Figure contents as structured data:
※
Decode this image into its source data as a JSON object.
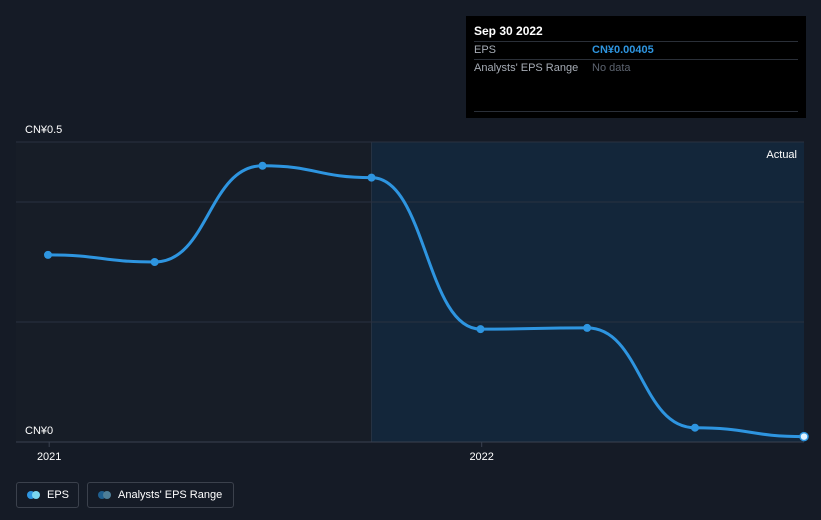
{
  "tooltip": {
    "date": "Sep 30 2022",
    "rows": [
      {
        "label": "EPS",
        "value": "CN¥0.00405"
      },
      {
        "label": "Analysts' EPS Range",
        "value": "No data"
      }
    ]
  },
  "legend": [
    {
      "label": "EPS",
      "colors": [
        "#2e95e0",
        "#7ad6f0"
      ]
    },
    {
      "label": "Analysts' EPS Range",
      "colors": [
        "#1f5f8f",
        "#4e7e98"
      ]
    }
  ],
  "colors": {
    "background": "#151b26",
    "line": "#2e95e0",
    "actual_region": "#13263a",
    "grid": "#2a3140"
  },
  "chart_data": {
    "type": "line",
    "region_label": "Actual",
    "y_tick_labels": [
      "CN¥0.5",
      "CN¥0"
    ],
    "x_tick_labels": [
      "2021",
      "2022"
    ],
    "x_ticks": [
      "2021-01-01",
      "2022-01-01"
    ],
    "xlim": [
      "2020-12-31",
      "2022-09-30"
    ],
    "ylim": [
      0,
      0.5
    ],
    "actual_region_start": "2021-09-30",
    "series": [
      {
        "name": "EPS",
        "x": [
          "2020-12-31",
          "2021-03-31",
          "2021-06-30",
          "2021-09-30",
          "2021-12-31",
          "2022-03-31",
          "2022-06-30",
          "2022-09-30"
        ],
        "values": [
          0.31,
          0.298,
          0.46,
          0.44,
          0.185,
          0.187,
          0.019,
          0.00405
        ]
      }
    ]
  }
}
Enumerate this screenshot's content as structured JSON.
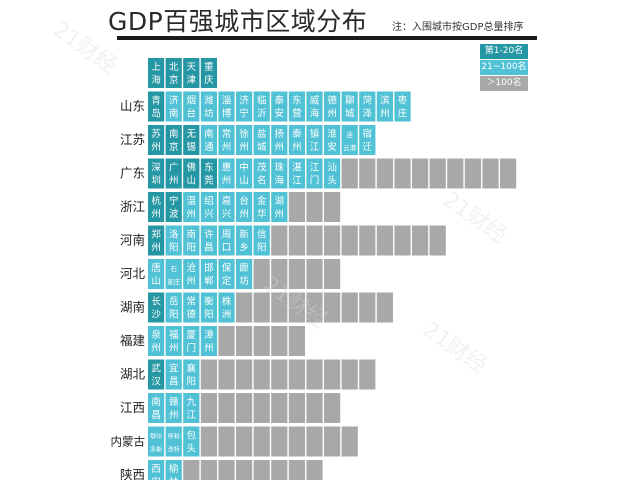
{
  "header": {
    "title": "GDP百强城市区域分布",
    "note": "注：入围城市按GDP总量排序"
  },
  "watermark": "21财经",
  "colors": {
    "top20": "#2596a4",
    "top21_100": "#51c2d6",
    "over100": "#a8a8a8",
    "text_on_cell": "#ffffff"
  },
  "legend": [
    {
      "label": "第1-20名",
      "tier": 1
    },
    {
      "label": "21~100名",
      "tier": 2
    },
    {
      "label": "＞100名",
      "tier": 3
    }
  ],
  "chart_data": {
    "type": "table",
    "title": "GDP百强城市区域分布",
    "note": "注：入围城市按GDP总量排序",
    "rows": [
      {
        "province": "",
        "cities": [
          [
            "上海",
            1
          ],
          [
            "北京",
            1
          ],
          [
            "天津",
            1
          ],
          [
            "重庆",
            1
          ]
        ],
        "others": 0
      },
      {
        "province": "山东",
        "cities": [
          [
            "青岛",
            1
          ],
          [
            "济南",
            2
          ],
          [
            "烟台",
            2
          ],
          [
            "潍坊",
            2
          ],
          [
            "淄博",
            2
          ],
          [
            "济宁",
            2
          ],
          [
            "临沂",
            2
          ],
          [
            "泰安",
            2
          ],
          [
            "东营",
            2
          ],
          [
            "威海",
            2
          ],
          [
            "德州",
            2
          ],
          [
            "聊城",
            2
          ],
          [
            "菏泽",
            2
          ],
          [
            "滨州",
            2
          ],
          [
            "枣庄",
            2
          ]
        ],
        "others": 0
      },
      {
        "province": "江苏",
        "cities": [
          [
            "苏州",
            1
          ],
          [
            "南京",
            1
          ],
          [
            "无锡",
            1
          ],
          [
            "南通",
            2
          ],
          [
            "常州",
            2
          ],
          [
            "徐州",
            2
          ],
          [
            "盐城",
            2
          ],
          [
            "扬州",
            2
          ],
          [
            "泰州",
            2
          ],
          [
            "镇江",
            2
          ],
          [
            "淮安",
            2
          ],
          [
            "连云港",
            2
          ],
          [
            "宿迁",
            2
          ]
        ],
        "others": 0
      },
      {
        "province": "广东",
        "cities": [
          [
            "深圳",
            1
          ],
          [
            "广州",
            1
          ],
          [
            "佛山",
            1
          ],
          [
            "东莞",
            1
          ],
          [
            "惠州",
            2
          ],
          [
            "中山",
            2
          ],
          [
            "茂名",
            2
          ],
          [
            "珠海",
            2
          ],
          [
            "湛江",
            2
          ],
          [
            "江门",
            2
          ],
          [
            "汕头",
            2
          ]
        ],
        "others": 10
      },
      {
        "province": "浙江",
        "cities": [
          [
            "杭州",
            1
          ],
          [
            "宁波",
            1
          ],
          [
            "温州",
            2
          ],
          [
            "绍兴",
            2
          ],
          [
            "嘉兴",
            2
          ],
          [
            "台州",
            2
          ],
          [
            "金华",
            2
          ],
          [
            "湖州",
            2
          ]
        ],
        "others": 3
      },
      {
        "province": "河南",
        "cities": [
          [
            "郑州",
            1
          ],
          [
            "洛阳",
            2
          ],
          [
            "南阳",
            2
          ],
          [
            "许昌",
            2
          ],
          [
            "周口",
            2
          ],
          [
            "新乡",
            2
          ],
          [
            "信阳",
            2
          ]
        ],
        "others": 10
      },
      {
        "province": "河北",
        "cities": [
          [
            "唐山",
            2
          ],
          [
            "石家庄",
            2
          ],
          [
            "沧州",
            2
          ],
          [
            "邯郸",
            2
          ],
          [
            "保定",
            2
          ],
          [
            "廊坊",
            2
          ]
        ],
        "others": 5
      },
      {
        "province": "湖南",
        "cities": [
          [
            "长沙",
            1
          ],
          [
            "岳阳",
            2
          ],
          [
            "常德",
            2
          ],
          [
            "衡阳",
            2
          ],
          [
            "株洲",
            2
          ]
        ],
        "others": 9
      },
      {
        "province": "福建",
        "cities": [
          [
            "泉州",
            2
          ],
          [
            "福州",
            2
          ],
          [
            "厦门",
            2
          ],
          [
            "漳州",
            2
          ]
        ],
        "others": 5
      },
      {
        "province": "湖北",
        "cities": [
          [
            "武汉",
            1
          ],
          [
            "宜昌",
            2
          ],
          [
            "襄阳",
            2
          ]
        ],
        "others": 10
      },
      {
        "province": "江西",
        "cities": [
          [
            "南昌",
            2
          ],
          [
            "赣州",
            2
          ],
          [
            "九江",
            2
          ]
        ],
        "others": 8
      },
      {
        "province": "内蒙古",
        "cities": [
          [
            "鄂尔多斯",
            2
          ],
          [
            "呼和浩特",
            2
          ],
          [
            "包头",
            2
          ]
        ],
        "others": 9
      },
      {
        "province": "陕西",
        "cities": [
          [
            "西安",
            2
          ],
          [
            "榆林",
            2
          ]
        ],
        "others": 8
      }
    ]
  }
}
※
» **Directive**
Where a line contains the string "入围城市按GDP总量排序", extract that line.

» **Task result**
    "note": "注：入围城市按GDP总量排序"
    "note": "注：入围城市按GDP总量排序",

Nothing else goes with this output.